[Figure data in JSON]
· · · · ·

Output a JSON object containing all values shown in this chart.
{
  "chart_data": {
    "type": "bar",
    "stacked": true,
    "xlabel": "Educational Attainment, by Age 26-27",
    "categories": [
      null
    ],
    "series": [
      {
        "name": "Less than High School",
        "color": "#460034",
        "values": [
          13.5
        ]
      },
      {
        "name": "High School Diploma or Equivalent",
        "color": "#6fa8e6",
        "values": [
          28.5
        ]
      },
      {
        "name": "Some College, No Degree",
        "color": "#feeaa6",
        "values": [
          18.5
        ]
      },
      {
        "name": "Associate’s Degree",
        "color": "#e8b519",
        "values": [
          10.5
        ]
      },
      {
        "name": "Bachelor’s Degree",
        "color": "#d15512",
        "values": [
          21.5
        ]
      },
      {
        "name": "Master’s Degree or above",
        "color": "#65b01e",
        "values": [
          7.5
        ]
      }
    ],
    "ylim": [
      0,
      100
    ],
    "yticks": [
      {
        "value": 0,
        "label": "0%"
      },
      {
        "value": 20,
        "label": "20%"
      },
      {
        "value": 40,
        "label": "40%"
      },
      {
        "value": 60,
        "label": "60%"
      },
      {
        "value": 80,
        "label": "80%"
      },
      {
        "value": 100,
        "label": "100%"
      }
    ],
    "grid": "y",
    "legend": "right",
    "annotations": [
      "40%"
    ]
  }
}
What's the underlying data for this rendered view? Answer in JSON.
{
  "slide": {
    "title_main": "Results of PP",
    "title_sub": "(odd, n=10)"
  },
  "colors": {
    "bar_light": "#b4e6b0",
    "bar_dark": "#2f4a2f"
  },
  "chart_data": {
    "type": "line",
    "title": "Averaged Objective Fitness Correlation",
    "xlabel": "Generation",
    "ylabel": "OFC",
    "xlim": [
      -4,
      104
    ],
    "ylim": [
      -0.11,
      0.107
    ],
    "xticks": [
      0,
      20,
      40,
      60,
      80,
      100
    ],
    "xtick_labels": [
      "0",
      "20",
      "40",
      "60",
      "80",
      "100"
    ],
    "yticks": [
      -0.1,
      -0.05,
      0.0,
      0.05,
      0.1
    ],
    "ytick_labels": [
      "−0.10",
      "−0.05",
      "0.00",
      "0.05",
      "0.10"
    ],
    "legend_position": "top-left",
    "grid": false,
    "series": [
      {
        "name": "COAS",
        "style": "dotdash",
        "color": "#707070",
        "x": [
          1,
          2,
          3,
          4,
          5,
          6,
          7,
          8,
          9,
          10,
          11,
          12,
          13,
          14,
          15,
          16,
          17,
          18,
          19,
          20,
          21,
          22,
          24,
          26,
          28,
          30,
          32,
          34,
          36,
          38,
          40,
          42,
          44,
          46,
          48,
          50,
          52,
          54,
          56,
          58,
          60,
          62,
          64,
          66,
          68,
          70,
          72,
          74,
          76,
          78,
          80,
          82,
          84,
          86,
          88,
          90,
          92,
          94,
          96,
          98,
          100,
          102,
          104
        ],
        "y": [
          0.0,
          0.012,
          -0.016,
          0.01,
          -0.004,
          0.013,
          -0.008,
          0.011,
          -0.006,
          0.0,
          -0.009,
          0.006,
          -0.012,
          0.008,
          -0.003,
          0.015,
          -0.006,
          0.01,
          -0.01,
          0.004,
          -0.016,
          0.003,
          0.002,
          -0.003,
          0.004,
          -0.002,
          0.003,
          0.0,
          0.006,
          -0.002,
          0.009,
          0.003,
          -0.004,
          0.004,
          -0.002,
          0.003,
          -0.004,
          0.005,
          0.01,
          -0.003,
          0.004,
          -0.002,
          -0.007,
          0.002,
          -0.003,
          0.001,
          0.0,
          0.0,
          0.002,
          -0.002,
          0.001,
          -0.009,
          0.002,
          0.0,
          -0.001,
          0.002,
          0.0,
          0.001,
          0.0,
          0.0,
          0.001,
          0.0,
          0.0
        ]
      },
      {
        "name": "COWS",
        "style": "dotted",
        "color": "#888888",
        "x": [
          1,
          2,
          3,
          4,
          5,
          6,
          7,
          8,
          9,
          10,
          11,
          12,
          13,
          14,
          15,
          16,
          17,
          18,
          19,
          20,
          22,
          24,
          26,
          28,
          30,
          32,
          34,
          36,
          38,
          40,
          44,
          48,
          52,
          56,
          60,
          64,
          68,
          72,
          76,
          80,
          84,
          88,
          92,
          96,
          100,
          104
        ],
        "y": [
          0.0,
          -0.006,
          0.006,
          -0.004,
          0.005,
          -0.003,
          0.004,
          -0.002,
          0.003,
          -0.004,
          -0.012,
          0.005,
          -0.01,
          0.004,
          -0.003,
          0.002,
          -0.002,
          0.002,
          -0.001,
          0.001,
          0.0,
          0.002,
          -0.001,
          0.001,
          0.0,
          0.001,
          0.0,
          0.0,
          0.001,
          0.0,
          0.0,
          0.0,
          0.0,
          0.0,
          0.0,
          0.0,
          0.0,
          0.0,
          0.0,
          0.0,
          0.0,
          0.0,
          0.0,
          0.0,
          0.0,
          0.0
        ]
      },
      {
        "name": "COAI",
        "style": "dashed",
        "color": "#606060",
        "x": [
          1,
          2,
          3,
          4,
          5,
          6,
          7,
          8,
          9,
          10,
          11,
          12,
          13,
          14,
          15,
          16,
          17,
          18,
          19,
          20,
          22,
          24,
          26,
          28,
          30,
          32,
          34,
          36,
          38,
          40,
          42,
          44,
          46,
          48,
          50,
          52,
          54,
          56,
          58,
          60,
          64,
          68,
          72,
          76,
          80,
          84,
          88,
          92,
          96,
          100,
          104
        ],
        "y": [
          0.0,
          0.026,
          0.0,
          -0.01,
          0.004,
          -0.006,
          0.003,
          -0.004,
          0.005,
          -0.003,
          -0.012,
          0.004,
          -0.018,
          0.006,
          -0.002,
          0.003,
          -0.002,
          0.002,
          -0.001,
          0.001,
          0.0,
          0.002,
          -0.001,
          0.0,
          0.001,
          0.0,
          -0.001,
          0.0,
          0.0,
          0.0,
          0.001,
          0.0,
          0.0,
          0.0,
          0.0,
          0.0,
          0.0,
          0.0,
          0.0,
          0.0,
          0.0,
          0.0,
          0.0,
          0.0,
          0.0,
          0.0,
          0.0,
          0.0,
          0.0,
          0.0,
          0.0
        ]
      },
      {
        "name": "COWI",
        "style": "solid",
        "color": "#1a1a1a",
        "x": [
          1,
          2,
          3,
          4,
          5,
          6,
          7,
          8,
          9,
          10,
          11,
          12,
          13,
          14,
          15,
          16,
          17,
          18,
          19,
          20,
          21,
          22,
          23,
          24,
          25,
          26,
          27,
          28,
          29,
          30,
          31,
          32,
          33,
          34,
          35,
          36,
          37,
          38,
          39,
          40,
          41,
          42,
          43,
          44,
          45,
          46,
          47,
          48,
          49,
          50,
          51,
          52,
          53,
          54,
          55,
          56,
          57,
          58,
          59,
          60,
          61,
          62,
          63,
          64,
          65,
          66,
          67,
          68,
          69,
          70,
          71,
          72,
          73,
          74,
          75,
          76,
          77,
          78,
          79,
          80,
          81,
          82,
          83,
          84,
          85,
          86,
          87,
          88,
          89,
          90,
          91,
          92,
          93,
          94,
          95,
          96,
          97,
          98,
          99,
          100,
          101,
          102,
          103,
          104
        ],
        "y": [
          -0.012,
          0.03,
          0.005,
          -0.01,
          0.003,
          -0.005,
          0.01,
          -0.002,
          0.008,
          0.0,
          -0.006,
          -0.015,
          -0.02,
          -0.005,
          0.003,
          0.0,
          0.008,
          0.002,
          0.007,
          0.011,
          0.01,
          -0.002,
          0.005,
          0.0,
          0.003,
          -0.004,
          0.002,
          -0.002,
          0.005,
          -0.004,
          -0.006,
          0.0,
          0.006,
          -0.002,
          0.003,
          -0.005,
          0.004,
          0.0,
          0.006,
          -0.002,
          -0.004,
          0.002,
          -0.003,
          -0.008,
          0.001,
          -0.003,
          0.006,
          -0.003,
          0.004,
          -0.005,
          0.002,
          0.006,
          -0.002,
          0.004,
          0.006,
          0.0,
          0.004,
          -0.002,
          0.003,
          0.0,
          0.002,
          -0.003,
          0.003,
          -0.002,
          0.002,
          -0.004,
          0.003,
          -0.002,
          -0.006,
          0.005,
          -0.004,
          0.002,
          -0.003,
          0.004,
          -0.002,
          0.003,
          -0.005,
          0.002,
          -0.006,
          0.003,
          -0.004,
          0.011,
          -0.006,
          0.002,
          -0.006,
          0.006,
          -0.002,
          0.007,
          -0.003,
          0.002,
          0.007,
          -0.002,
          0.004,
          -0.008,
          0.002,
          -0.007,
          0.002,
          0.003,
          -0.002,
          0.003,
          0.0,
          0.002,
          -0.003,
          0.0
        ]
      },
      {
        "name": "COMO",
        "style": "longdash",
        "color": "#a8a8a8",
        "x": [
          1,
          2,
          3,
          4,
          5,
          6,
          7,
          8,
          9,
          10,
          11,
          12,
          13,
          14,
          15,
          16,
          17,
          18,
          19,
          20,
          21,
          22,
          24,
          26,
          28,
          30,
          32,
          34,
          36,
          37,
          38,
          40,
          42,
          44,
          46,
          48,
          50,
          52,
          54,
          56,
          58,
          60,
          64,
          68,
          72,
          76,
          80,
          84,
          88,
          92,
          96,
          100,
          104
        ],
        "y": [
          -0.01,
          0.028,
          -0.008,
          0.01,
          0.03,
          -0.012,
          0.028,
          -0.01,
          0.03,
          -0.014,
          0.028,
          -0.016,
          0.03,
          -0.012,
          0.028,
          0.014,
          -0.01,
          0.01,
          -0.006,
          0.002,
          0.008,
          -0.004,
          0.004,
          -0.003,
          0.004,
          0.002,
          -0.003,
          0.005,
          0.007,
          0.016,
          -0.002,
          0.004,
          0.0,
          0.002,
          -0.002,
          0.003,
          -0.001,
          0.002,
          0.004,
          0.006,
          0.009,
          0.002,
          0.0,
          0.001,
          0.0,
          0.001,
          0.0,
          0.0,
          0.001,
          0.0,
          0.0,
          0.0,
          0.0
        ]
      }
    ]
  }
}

· · · · ·

Tally the lines in these entries that have the string "Degree" in them, then answer with the count and nothing else.

### Written response
4